** START DATASET ROWS **

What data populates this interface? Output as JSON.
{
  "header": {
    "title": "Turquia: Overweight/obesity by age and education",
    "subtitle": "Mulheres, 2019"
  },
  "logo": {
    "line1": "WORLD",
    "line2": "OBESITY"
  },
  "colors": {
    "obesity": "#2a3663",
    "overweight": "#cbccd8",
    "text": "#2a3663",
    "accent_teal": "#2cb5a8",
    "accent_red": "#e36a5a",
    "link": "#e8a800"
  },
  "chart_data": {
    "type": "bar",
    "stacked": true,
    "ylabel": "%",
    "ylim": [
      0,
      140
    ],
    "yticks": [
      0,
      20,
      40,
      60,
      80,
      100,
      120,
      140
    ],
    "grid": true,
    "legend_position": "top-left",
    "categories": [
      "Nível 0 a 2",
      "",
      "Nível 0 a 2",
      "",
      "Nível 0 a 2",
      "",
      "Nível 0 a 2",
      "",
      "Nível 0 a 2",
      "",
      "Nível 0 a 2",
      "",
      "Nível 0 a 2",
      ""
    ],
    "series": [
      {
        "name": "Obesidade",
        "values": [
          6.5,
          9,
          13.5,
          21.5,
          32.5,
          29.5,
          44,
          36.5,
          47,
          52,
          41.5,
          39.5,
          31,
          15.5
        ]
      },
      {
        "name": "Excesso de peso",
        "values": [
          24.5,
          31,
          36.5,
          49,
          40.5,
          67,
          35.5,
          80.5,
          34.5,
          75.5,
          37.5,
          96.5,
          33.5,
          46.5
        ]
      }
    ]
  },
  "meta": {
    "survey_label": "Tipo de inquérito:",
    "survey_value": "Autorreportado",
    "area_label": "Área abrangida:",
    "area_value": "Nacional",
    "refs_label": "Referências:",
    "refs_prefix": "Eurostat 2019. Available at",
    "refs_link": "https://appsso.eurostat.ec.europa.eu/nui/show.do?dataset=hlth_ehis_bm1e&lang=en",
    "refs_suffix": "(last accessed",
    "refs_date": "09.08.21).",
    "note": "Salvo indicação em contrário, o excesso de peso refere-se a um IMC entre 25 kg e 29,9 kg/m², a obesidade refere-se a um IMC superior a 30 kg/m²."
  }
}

** END DATASET ROWS **

#### YOUR INSTRUCTIONS
Repeat the data in its entirety, character for character.

#### REPLY TO THE TASK
What data populates this interface? Output as JSON.
{
  "header": {
    "title": "Turquia: Overweight/obesity by age and education",
    "subtitle": "Mulheres, 2019"
  },
  "logo": {
    "line1": "WORLD",
    "line2": "OBESITY"
  },
  "colors": {
    "obesity": "#2a3663",
    "overweight": "#cbccd8",
    "text": "#2a3663",
    "accent_teal": "#2cb5a8",
    "accent_red": "#e36a5a",
    "link": "#e8a800"
  },
  "chart_data": {
    "type": "bar",
    "stacked": true,
    "ylabel": "%",
    "ylim": [
      0,
      140
    ],
    "yticks": [
      0,
      20,
      40,
      60,
      80,
      100,
      120,
      140
    ],
    "grid": true,
    "legend_position": "top-left",
    "categories": [
      "Nível 0 a 2",
      "",
      "Nível 0 a 2",
      "",
      "Nível 0 a 2",
      "",
      "Nível 0 a 2",
      "",
      "Nível 0 a 2",
      "",
      "Nível 0 a 2",
      "",
      "Nível 0 a 2",
      ""
    ],
    "series": [
      {
        "name": "Obesidade",
        "values": [
          6.5,
          9,
          13.5,
          21.5,
          32.5,
          29.5,
          44,
          36.5,
          47,
          52,
          41.5,
          39.5,
          31,
          15.5
        ]
      },
      {
        "name": "Excesso de peso",
        "values": [
          24.5,
          31,
          36.5,
          49,
          40.5,
          67,
          35.5,
          80.5,
          34.5,
          75.5,
          37.5,
          96.5,
          33.5,
          46.5
        ]
      }
    ]
  },
  "meta": {
    "survey_label": "Tipo de inquérito:",
    "survey_value": "Autorreportado",
    "area_label": "Área abrangida:",
    "area_value": "Nacional",
    "refs_label": "Referências:",
    "refs_prefix": "Eurostat 2019. Available at",
    "refs_link": "https://appsso.eurostat.ec.europa.eu/nui/show.do?dataset=hlth_ehis_bm1e&lang=en",
    "refs_suffix": "(last accessed",
    "refs_date": "09.08.21).",
    "note": "Salvo indicação em contrário, o excesso de peso refere-se a um IMC entre 25 kg e 29,9 kg/m², a obesidade refere-se a um IMC superior a 30 kg/m²."
  }
}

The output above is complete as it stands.